Para ir cerrando este punto hay que decir que la identidad de la

clase trabajadora no se agota sólo en los cambios en los modos de

producción y las relaciones laborales: ella también es algo que se

construye y esa construcción, como movimiento general y como definición,

es ya, en sí misma, una lucha política que como tal responde a los desafíos

de una experiencia social que tiene sus particularidades nacionales,

heterogeneidades sociales y diversas gramáticas morales. Lo que se quiere

decir con esto es algo tan simple como: no hay que esperar que el

sindicalismo resucite de los propios movimientos de la economía ni

tampoco que se disponga una formula universal para recuperar la


conciencia de clase. Tenemos que aprender a pensar en diversos registros:

lo local y lo global, lo particular y lo universal, lo territorializado y lo

planetario, etc. Recordar esto es importante para nuestro último tema, que

sólo tocaré tangencialmente: la crisis del sindicalismo.

Desde los años setenta la clase obrera experimentó un proceso de

desestructuración consecuencia mas o menos directa de las reformas

neoliberales. A muchos, especialmente liberales promercado, les molesta el

termino “neoliberalismo”. Sin adentrarme (y bostezar en ello) en las

interesadas discusiones sobre este término, sólo quiero señalar que con él

se señala un movimiento a favor de reimpulsar las tasas de ganancias

empresariales, restaurar el poder de las élites económicas y frenar las

demandas por mayor democracia y justicia social en el trabajo. Esto va de

la mano con una financiarización, mundialización y desregulación de los

mercados, incluidos los mercados de trabajo. Se rompió, al menos en los

países europeos con estado benefactor, la idea del compromiso de

regulación democrática del trabajo a través de la negociación tripartita.

☆ ☆ ☆

- Tareas pendientes:
- A) ¿Cómo quedaría en forma de lista, con sus ideas principales, el párrafo del texto sobre la clase trabajadora que empieza «Para ir cerrando este punto»?
- B) ¿Podrías seguir escribiendo el texto sobre la clase trabajadora y la crisis del sindicalismo a partir de su última oración?

☆ ☆ ☆

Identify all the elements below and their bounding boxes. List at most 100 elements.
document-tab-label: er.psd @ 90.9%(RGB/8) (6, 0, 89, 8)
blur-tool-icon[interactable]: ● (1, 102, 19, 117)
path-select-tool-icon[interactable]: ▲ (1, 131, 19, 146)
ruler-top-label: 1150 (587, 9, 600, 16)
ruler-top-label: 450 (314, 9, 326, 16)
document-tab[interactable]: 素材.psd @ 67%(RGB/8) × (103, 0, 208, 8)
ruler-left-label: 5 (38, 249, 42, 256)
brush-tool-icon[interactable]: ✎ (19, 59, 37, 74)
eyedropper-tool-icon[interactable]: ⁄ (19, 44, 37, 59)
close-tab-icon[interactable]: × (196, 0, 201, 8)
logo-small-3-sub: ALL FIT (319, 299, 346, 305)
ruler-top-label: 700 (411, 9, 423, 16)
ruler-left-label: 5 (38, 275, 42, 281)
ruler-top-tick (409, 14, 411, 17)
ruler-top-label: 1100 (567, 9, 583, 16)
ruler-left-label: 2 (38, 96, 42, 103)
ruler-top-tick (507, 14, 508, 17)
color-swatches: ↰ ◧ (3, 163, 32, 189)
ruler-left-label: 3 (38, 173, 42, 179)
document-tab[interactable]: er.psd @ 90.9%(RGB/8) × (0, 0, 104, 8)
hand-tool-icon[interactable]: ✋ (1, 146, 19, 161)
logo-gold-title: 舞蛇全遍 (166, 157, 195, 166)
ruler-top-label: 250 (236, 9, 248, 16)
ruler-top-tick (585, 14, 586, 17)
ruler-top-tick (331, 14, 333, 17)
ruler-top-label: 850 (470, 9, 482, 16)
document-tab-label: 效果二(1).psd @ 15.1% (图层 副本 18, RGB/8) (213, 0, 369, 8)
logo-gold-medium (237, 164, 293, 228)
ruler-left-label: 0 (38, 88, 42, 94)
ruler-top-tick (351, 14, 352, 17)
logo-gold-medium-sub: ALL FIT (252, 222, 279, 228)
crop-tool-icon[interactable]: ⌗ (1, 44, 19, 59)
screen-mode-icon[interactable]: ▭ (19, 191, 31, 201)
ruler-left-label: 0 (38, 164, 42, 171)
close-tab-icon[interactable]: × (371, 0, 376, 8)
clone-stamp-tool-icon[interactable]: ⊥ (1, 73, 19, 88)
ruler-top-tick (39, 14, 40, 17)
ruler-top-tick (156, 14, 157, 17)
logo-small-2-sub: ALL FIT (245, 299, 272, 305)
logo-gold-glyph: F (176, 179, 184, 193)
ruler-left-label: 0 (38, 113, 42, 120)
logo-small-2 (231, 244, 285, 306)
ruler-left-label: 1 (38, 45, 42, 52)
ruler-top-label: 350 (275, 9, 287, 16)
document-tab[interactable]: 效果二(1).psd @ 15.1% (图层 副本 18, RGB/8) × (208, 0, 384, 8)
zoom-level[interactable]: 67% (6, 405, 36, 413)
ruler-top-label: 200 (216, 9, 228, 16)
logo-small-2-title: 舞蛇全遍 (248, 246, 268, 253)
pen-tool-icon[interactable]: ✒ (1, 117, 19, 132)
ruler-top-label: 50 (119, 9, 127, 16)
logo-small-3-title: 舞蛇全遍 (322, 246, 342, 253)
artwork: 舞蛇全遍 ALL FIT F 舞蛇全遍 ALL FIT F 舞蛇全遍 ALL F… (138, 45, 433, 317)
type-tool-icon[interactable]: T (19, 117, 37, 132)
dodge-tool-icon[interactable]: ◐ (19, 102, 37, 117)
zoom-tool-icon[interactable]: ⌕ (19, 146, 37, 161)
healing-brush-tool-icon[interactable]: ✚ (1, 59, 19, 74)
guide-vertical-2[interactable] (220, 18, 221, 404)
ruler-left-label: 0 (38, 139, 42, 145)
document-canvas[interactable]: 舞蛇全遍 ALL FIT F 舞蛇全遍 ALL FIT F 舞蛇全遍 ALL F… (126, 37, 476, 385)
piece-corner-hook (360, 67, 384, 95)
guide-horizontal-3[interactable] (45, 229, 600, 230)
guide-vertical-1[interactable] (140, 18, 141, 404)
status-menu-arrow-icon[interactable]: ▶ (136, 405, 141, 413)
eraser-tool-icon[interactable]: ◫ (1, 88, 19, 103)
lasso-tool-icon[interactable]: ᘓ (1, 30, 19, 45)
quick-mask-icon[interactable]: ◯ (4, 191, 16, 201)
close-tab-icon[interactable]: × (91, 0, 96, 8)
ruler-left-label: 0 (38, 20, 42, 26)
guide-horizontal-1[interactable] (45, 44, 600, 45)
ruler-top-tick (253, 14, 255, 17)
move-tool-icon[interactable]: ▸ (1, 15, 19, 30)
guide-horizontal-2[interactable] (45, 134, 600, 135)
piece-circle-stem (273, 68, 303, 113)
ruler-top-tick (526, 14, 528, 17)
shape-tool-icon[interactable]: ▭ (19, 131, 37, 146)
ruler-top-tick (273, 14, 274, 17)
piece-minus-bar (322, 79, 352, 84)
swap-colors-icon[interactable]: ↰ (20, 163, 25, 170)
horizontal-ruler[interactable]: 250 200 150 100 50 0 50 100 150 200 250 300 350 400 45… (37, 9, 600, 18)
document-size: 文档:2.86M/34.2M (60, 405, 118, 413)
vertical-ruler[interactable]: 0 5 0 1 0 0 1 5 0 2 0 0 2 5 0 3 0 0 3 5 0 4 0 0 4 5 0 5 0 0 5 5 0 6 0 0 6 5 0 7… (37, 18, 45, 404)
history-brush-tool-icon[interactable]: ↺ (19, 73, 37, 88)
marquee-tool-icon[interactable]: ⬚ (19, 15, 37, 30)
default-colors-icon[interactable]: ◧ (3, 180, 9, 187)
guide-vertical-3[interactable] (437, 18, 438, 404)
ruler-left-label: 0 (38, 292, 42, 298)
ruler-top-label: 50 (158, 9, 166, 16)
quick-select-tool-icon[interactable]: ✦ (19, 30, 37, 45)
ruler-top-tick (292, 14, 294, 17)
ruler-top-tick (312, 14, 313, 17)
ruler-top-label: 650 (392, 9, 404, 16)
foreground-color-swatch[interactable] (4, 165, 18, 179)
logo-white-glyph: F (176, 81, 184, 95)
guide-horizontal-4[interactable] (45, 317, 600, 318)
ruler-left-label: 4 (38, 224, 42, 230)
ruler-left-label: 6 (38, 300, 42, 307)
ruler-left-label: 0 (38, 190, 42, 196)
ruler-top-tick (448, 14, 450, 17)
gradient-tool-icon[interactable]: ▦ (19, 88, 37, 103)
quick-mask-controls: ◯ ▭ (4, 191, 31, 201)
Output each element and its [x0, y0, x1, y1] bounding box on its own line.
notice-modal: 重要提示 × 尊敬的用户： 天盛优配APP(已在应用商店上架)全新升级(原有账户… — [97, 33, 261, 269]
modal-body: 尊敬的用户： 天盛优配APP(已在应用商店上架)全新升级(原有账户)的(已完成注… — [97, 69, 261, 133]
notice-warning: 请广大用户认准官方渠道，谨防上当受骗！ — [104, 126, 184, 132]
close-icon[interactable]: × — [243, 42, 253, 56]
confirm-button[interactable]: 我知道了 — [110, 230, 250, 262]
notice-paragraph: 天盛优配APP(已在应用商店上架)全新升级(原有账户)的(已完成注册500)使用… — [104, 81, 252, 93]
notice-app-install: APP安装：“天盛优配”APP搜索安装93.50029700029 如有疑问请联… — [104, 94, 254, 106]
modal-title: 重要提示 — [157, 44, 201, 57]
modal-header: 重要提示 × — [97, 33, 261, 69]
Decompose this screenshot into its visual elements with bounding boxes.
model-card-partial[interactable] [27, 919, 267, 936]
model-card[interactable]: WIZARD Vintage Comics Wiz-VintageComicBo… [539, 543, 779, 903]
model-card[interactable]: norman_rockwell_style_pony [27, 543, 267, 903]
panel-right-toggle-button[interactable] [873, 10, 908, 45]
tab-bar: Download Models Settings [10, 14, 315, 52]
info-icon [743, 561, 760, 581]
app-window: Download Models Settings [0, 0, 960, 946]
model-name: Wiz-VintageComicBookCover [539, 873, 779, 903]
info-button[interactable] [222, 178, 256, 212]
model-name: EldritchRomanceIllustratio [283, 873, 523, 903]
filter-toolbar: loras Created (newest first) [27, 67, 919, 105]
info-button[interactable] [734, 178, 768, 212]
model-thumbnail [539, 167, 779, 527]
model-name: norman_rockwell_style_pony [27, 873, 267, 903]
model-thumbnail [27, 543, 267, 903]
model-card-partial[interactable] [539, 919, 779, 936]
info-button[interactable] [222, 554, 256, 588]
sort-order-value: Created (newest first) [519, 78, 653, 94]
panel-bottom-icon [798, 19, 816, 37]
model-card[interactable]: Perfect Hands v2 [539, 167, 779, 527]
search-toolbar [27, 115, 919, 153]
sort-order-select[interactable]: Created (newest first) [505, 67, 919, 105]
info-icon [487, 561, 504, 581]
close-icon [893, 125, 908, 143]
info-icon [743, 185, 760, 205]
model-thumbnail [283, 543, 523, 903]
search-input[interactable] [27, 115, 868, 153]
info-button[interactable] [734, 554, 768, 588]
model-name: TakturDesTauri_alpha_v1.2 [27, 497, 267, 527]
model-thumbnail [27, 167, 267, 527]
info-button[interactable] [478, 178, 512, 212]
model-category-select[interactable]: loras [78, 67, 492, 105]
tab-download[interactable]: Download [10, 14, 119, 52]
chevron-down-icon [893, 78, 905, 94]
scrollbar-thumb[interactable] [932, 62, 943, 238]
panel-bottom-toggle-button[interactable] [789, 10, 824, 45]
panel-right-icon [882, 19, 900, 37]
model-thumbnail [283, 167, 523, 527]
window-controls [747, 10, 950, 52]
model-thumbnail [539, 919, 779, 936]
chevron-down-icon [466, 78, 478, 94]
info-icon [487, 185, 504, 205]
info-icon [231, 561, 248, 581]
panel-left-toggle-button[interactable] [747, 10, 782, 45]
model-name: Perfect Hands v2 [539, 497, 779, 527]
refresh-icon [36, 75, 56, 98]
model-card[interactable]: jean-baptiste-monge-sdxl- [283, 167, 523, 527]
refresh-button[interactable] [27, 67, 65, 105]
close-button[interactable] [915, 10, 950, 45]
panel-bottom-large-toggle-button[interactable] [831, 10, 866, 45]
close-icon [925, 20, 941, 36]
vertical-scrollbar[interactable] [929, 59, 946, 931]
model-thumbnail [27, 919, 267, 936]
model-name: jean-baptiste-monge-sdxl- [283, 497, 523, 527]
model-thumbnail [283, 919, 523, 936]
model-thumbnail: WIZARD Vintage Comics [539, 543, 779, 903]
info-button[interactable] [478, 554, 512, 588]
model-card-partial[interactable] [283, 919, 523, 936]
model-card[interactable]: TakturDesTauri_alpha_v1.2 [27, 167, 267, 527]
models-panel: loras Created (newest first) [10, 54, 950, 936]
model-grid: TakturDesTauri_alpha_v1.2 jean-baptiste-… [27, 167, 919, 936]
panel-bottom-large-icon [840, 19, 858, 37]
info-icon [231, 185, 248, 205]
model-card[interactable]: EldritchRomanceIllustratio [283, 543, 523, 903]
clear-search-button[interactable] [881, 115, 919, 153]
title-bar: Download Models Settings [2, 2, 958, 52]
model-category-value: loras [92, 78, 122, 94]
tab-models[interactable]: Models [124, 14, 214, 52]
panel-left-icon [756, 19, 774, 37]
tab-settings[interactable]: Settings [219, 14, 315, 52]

☆ ☆ ☆

- Respuestas por punto:
- A)
- La identidad de la clase trabajadora no depende solo de los cambios en los modos de producción y en las relaciones laborales.
- También se construye, y esa construcción es en sí misma una lucha política.
- Esa lucha responde a una experiencia social con particularidades nacionales, heterogeneidades sociales y diversas gramáticas morales.
- No hay que esperar que el sindicalismo resucite por los movimientos de la economía.
- Tampoco existe una fórmula universal para recuperar la conciencia de clase.
- Hay que pensar en varios registros: lo local y lo global, lo particular y lo universal, lo territorializado y lo planetario.
- Esto importa para el último tema, que se trata solo de forma tangencial: la crisis del sindicalismo.

- B)
Como dice Wolfgang Streeck, se nos olvidó que el capital es también un

actor político que lucha por generar condiciones sociales, políticas y

culturales que aumenten su rentabilidad. Desmantelar la fortaleza sindical

implicó debilitar al estado, aprovechar el desempleo estructural,

desproteger a la población, recortar servicios públicos, etc. El

debilitamiento del sindicalismo ha significado que las materias laborales

pasen a ser materia de decisión de expertos en ingeniería económica,


consejos de accionistas, tecnócratas de organismos económicos

internacionales y las tendencias del mercado. Desde esa perspectiva el

neoliberalismo es, a la larga, una forma de gobernar la sociedad por el

mercado, y de entender a los seres humanos como un homo economicus:

un yo propietario, egoísta, competitivo, calculador y hedonista.

Los estudios del trabajo muestran que hay tendencias de largo

aliento, que se remontan a los ochentas, que han ido socavando los

mecanismos de negociación y dialogo sindical, las identidades del trabajo,

los recursos organizativos y las estrategias de intervención de los

sindicatos con lo que han bajado tanto la afiliación, la representación y la

cobertura de la negociación sindical. Desde la crisis económica del 2008 se

puede observar, a grandes rasgos, una desregularización laboral,

devaluación salarial y el aumento del desempleo.